→ **INSTRUCTIONS TO FOLLOW**
Repeat the whole listing exactly.

Records from a data source:
◆ ◆ ◆ ◆ ◆
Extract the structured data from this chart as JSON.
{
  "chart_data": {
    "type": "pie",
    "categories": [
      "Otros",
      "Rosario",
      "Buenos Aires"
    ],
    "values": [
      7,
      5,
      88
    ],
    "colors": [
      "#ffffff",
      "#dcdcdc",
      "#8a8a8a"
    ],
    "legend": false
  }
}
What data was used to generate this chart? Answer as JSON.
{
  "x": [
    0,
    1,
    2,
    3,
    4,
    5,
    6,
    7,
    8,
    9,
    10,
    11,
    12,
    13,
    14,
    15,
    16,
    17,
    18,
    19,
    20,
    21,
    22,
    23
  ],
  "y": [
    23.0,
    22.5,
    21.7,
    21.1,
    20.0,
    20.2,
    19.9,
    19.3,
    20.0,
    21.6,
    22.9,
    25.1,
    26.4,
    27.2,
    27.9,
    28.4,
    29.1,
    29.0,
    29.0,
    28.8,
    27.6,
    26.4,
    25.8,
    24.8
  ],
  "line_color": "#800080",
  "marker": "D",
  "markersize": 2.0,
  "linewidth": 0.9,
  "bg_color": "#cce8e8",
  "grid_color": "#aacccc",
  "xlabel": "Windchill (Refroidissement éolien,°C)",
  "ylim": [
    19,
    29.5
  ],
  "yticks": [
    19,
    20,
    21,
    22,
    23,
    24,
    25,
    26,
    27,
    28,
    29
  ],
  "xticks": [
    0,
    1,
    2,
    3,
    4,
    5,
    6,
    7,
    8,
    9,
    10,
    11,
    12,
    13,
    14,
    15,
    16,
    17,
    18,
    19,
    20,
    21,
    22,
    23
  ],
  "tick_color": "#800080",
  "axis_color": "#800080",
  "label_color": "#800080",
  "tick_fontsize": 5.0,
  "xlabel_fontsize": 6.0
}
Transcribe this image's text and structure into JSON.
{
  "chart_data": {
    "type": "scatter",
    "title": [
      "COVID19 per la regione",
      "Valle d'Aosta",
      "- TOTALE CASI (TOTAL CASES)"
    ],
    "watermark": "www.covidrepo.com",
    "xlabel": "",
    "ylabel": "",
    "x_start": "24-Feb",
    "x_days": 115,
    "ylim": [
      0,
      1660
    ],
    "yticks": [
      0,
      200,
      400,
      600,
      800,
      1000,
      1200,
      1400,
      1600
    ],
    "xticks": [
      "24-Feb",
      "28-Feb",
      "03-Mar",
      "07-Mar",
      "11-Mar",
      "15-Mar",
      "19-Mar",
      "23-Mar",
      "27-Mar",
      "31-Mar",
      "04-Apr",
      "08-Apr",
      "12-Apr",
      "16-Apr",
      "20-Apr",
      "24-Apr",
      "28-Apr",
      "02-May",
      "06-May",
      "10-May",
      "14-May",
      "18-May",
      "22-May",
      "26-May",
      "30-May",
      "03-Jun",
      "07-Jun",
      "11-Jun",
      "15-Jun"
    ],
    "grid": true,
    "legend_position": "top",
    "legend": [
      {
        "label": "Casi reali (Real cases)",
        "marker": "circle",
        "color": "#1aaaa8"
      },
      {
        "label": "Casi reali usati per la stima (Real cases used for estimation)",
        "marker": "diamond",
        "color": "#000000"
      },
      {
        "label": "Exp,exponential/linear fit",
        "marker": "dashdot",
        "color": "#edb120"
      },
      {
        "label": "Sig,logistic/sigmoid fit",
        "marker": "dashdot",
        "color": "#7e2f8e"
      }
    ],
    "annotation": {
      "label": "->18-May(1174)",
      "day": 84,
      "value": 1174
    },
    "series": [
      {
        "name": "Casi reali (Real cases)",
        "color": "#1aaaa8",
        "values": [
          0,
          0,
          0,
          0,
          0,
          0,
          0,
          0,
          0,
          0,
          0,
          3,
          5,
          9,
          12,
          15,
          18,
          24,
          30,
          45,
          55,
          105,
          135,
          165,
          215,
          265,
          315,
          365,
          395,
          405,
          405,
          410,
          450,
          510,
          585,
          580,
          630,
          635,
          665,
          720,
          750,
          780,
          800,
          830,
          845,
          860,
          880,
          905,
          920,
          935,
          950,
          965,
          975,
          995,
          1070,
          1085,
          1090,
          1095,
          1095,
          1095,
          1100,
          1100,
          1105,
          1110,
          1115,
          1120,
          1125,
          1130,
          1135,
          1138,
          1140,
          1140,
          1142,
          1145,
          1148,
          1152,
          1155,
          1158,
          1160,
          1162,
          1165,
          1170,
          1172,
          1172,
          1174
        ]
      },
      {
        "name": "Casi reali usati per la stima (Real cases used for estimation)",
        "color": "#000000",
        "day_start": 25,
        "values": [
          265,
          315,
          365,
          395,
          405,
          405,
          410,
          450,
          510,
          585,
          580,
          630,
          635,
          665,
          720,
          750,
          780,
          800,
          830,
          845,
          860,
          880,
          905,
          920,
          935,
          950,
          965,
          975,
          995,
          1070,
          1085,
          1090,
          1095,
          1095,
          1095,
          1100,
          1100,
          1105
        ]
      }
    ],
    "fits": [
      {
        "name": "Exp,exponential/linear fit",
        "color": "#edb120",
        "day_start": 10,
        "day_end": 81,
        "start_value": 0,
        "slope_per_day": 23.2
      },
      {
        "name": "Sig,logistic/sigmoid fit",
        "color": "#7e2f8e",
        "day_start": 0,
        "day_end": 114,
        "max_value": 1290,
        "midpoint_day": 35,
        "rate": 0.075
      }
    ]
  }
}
◆ ◆ ◆ ◆ ◆
→ **COMPLETED EXERCISE**
Extract the structured data from this chart as JSON.
{
  "chart_data": {
    "type": "pie",
    "categories": [
      "Otros",
      "Rosario",
      "Buenos Aires"
    ],
    "values": [
      7,
      5,
      88
    ],
    "colors": [
      "#ffffff",
      "#dcdcdc",
      "#8a8a8a"
    ],
    "legend": false
  }
}
What data was used to generate this chart? Answer as JSON.
{
  "x": [
    0,
    1,
    2,
    3,
    4,
    5,
    6,
    7,
    8,
    9,
    10,
    11,
    12,
    13,
    14,
    15,
    16,
    17,
    18,
    19,
    20,
    21,
    22,
    23
  ],
  "y": [
    23.0,
    22.5,
    21.7,
    21.1,
    20.0,
    20.2,
    19.9,
    19.3,
    20.0,
    21.6,
    22.9,
    25.1,
    26.4,
    27.2,
    27.9,
    28.4,
    29.1,
    29.0,
    29.0,
    28.8,
    27.6,
    26.4,
    25.8,
    24.8
  ],
  "line_color": "#800080",
  "marker": "D",
  "markersize": 2.0,
  "linewidth": 0.9,
  "bg_color": "#cce8e8",
  "grid_color": "#aacccc",
  "xlabel": "Windchill (Refroidissement éolien,°C)",
  "ylim": [
    19,
    29.5
  ],
  "yticks": [
    19,
    20,
    21,
    22,
    23,
    24,
    25,
    26,
    27,
    28,
    29
  ],
  "xticks": [
    0,
    1,
    2,
    3,
    4,
    5,
    6,
    7,
    8,
    9,
    10,
    11,
    12,
    13,
    14,
    15,
    16,
    17,
    18,
    19,
    20,
    21,
    22,
    23
  ],
  "tick_color": "#800080",
  "axis_color": "#800080",
  "label_color": "#800080",
  "tick_fontsize": 5.0,
  "xlabel_fontsize": 6.0
}
Transcribe this image's text and structure into JSON.
{
  "chart_data": {
    "type": "scatter",
    "title": [
      "COVID19 per la regione",
      "Valle d'Aosta",
      "- TOTALE CASI (TOTAL CASES)"
    ],
    "watermark": "www.covidrepo.com",
    "xlabel": "",
    "ylabel": "",
    "x_start": "24-Feb",
    "x_days": 115,
    "ylim": [
      0,
      1660
    ],
    "yticks": [
      0,
      200,
      400,
      600,
      800,
      1000,
      1200,
      1400,
      1600
    ],
    "xticks": [
      "24-Feb",
      "28-Feb",
      "03-Mar",
      "07-Mar",
      "11-Mar",
      "15-Mar",
      "19-Mar",
      "23-Mar",
      "27-Mar",
      "31-Mar",
      "04-Apr",
      "08-Apr",
      "12-Apr",
      "16-Apr",
      "20-Apr",
      "24-Apr",
      "28-Apr",
      "02-May",
      "06-May",
      "10-May",
      "14-May",
      "18-May",
      "22-May",
      "26-May",
      "30-May",
      "03-Jun",
      "07-Jun",
      "11-Jun",
      "15-Jun"
    ],
    "grid": true,
    "legend_position": "top",
    "legend": [
      {
        "label": "Casi reali (Real cases)",
        "marker": "circle",
        "color": "#1aaaa8"
      },
      {
        "label": "Casi reali usati per la stima (Real cases used for estimation)",
        "marker": "diamond",
        "color": "#000000"
      },
      {
        "label": "Exp,exponential/linear fit",
        "marker": "dashdot",
        "color": "#edb120"
      },
      {
        "label": "Sig,logistic/sigmoid fit",
        "marker": "dashdot",
        "color": "#7e2f8e"
      }
    ],
    "annotation": {
      "label": "->18-May(1174)",
      "day": 84,
      "value": 1174
    },
    "series": [
      {
        "name": "Casi reali (Real cases)",
        "color": "#1aaaa8",
        "values": [
          0,
          0,
          0,
          0,
          0,
          0,
          0,
          0,
          0,
          0,
          0,
          3,
          5,
          9,
          12,
          15,
          18,
          24,
          30,
          45,
          55,
          105,
          135,
          165,
          215,
          265,
          315,
          365,
          395,
          405,
          405,
          410,
          450,
          510,
          585,
          580,
          630,
          635,
          665,
          720,
          750,
          780,
          800,
          830,
          845,
          860,
          880,
          905,
          920,
          935,
          950,
          965,
          975,
          995,
          1070,
          1085,
          1090,
          1095,
          1095,
          1095,
          1100,
          1100,
          1105,
          1110,
          1115,
          1120,
          1125,
          1130,
          1135,
          1138,
          1140,
          1140,
          1142,
          1145,
          1148,
          1152,
          1155,
          1158,
          1160,
          1162,
          1165,
          1170,
          1172,
          1172,
          1174
        ]
      },
      {
        "name": "Casi reali usati per la stima (Real cases used for estimation)",
        "color": "#000000",
        "day_start": 25,
        "values": [
          265,
          315,
          365,
          395,
          405,
          405,
          410,
          450,
          510,
          585,
          580,
          630,
          635,
          665,
          720,
          750,
          780,
          800,
          830,
          845,
          860,
          880,
          905,
          920,
          935,
          950,
          965,
          975,
          995,
          1070,
          1085,
          1090,
          1095,
          1095,
          1095,
          1100,
          1100,
          1105
        ]
      }
    ],
    "fits": [
      {
        "name": "Exp,exponential/linear fit",
        "color": "#edb120",
        "day_start": 10,
        "day_end": 81,
        "start_value": 0,
        "slope_per_day": 23.2
      },
      {
        "name": "Sig,logistic/sigmoid fit",
        "color": "#7e2f8e",
        "day_start": 0,
        "day_end": 114,
        "max_value": 1290,
        "midpoint_day": 35,
        "rate": 0.075
      }
    ]
  }
}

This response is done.